MATERIAL PROVIDED →
· · ·

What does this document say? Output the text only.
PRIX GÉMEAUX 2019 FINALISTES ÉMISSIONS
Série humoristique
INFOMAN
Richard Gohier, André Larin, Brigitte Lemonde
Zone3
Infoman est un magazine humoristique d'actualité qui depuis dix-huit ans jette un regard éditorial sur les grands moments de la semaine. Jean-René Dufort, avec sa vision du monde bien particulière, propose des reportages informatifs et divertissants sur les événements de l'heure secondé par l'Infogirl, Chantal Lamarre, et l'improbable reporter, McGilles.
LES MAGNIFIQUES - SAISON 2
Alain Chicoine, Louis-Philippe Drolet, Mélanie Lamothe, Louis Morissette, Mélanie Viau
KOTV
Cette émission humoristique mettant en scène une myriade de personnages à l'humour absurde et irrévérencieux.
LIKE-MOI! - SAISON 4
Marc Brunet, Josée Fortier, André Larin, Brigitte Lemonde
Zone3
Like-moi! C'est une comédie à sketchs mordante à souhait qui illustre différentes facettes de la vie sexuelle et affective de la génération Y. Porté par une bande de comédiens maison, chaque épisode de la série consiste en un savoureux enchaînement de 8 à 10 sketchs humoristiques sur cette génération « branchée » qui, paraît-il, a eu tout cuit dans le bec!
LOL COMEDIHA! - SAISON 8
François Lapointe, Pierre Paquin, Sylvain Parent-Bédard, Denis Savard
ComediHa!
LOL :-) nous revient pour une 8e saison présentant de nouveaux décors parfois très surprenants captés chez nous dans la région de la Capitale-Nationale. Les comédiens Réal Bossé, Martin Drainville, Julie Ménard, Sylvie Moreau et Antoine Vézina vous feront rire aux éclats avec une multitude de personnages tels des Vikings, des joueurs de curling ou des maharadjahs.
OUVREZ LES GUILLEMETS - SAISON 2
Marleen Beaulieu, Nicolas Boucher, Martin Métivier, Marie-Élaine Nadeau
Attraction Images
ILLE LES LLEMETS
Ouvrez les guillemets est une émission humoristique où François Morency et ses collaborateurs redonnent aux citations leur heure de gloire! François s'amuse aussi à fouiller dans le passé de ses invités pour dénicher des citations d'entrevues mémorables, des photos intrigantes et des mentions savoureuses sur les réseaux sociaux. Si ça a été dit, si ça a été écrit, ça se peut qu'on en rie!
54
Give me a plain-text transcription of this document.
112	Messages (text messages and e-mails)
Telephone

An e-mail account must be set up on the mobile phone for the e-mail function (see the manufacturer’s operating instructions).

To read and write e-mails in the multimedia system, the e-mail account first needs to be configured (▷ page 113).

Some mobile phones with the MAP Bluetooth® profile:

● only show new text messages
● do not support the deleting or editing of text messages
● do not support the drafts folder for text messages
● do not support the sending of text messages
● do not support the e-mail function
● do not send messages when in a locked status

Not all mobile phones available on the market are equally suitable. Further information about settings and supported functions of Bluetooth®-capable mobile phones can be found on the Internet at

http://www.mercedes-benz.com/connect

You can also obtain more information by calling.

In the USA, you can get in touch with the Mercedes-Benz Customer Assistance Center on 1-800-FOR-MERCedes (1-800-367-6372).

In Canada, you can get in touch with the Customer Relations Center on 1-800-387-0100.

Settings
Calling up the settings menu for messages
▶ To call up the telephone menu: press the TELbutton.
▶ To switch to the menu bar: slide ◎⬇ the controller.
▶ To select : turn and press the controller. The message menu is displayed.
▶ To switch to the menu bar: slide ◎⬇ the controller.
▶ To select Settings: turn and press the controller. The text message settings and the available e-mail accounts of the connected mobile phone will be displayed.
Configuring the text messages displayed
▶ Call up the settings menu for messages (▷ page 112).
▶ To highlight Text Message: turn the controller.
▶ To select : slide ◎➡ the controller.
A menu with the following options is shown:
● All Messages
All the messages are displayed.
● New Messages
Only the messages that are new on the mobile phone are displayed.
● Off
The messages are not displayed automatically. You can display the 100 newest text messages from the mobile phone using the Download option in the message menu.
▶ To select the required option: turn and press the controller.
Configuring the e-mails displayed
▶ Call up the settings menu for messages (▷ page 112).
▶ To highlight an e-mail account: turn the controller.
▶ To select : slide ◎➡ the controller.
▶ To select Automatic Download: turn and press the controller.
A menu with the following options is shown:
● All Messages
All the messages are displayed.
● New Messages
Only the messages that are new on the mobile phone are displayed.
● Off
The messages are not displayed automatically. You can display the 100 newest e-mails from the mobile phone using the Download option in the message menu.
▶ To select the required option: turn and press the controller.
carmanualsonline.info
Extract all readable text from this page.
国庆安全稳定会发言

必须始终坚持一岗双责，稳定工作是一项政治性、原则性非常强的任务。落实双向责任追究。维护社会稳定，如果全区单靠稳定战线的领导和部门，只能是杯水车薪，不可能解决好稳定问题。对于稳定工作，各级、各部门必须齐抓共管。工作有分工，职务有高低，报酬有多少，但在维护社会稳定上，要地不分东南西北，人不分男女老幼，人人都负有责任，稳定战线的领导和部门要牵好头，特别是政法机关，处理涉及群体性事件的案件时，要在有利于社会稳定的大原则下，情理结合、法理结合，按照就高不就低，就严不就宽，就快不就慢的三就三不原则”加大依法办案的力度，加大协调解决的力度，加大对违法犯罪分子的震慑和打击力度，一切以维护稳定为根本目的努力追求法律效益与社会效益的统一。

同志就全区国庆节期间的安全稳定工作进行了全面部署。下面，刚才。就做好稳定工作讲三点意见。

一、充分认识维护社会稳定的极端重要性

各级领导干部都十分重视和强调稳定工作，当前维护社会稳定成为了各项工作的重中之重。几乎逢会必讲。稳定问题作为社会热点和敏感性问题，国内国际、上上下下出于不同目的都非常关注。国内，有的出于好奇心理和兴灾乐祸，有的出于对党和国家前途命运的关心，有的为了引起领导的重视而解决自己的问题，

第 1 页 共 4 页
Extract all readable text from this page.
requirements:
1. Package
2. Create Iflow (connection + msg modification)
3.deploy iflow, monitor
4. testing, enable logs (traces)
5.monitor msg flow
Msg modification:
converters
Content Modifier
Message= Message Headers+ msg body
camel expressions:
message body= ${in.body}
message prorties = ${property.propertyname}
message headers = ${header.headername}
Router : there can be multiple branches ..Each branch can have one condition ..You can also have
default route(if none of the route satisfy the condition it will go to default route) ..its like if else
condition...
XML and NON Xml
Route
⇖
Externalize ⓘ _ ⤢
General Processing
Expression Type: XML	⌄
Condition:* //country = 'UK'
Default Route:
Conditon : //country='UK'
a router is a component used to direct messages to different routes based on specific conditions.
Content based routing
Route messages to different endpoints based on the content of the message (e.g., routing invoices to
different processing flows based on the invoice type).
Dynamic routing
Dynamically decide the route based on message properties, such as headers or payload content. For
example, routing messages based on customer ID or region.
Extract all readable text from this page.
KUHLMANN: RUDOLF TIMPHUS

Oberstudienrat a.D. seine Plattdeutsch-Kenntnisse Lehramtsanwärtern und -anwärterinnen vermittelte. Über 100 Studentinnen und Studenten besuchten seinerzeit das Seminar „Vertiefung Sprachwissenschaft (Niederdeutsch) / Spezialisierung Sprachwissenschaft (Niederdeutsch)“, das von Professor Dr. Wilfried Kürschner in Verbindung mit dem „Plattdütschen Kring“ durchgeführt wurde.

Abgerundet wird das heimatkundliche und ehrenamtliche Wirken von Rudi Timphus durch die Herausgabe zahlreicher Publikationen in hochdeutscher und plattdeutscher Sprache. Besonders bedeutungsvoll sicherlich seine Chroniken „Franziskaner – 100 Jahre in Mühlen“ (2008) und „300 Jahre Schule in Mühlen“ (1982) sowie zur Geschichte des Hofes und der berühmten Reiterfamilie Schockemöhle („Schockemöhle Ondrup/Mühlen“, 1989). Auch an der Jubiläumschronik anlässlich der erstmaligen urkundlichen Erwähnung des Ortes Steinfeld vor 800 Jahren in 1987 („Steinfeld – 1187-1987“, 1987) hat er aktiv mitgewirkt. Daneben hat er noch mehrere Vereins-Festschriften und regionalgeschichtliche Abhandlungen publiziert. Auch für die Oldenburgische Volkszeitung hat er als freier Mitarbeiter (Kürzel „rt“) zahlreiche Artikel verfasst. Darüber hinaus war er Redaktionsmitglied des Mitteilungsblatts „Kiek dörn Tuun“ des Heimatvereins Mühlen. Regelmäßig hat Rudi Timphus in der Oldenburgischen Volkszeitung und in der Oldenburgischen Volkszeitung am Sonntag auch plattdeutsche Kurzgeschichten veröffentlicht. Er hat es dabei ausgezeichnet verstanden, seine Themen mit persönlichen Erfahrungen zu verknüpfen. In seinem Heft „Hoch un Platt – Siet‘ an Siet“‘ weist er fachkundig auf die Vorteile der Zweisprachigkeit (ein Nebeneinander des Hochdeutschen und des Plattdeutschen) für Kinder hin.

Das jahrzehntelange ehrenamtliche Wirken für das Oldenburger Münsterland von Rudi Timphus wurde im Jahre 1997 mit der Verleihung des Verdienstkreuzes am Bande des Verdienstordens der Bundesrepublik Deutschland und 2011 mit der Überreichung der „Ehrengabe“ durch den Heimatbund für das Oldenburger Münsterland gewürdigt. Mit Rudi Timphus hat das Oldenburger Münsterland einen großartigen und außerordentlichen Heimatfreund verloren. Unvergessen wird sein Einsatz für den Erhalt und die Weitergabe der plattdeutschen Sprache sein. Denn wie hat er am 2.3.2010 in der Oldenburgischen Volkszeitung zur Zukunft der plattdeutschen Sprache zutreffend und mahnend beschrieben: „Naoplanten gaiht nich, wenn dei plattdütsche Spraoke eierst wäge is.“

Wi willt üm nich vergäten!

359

· · ·

AIM OF THE TASK →
Identify each line of the material where the word "with" shows up, and copy it.

SOLUTION →
Some mobile phones with the MAP Bluetooth® profile:
In the USA, you can get in touch with the Mercedes-Benz Customer Assistance Center on 1-800-FOR-MERCedes (1-800-367-6372).
In Canada, you can get in touch with the Customer Relations Center on 1-800-387-0100.
A menu with the following options is shown:
A menu with the following options is shown:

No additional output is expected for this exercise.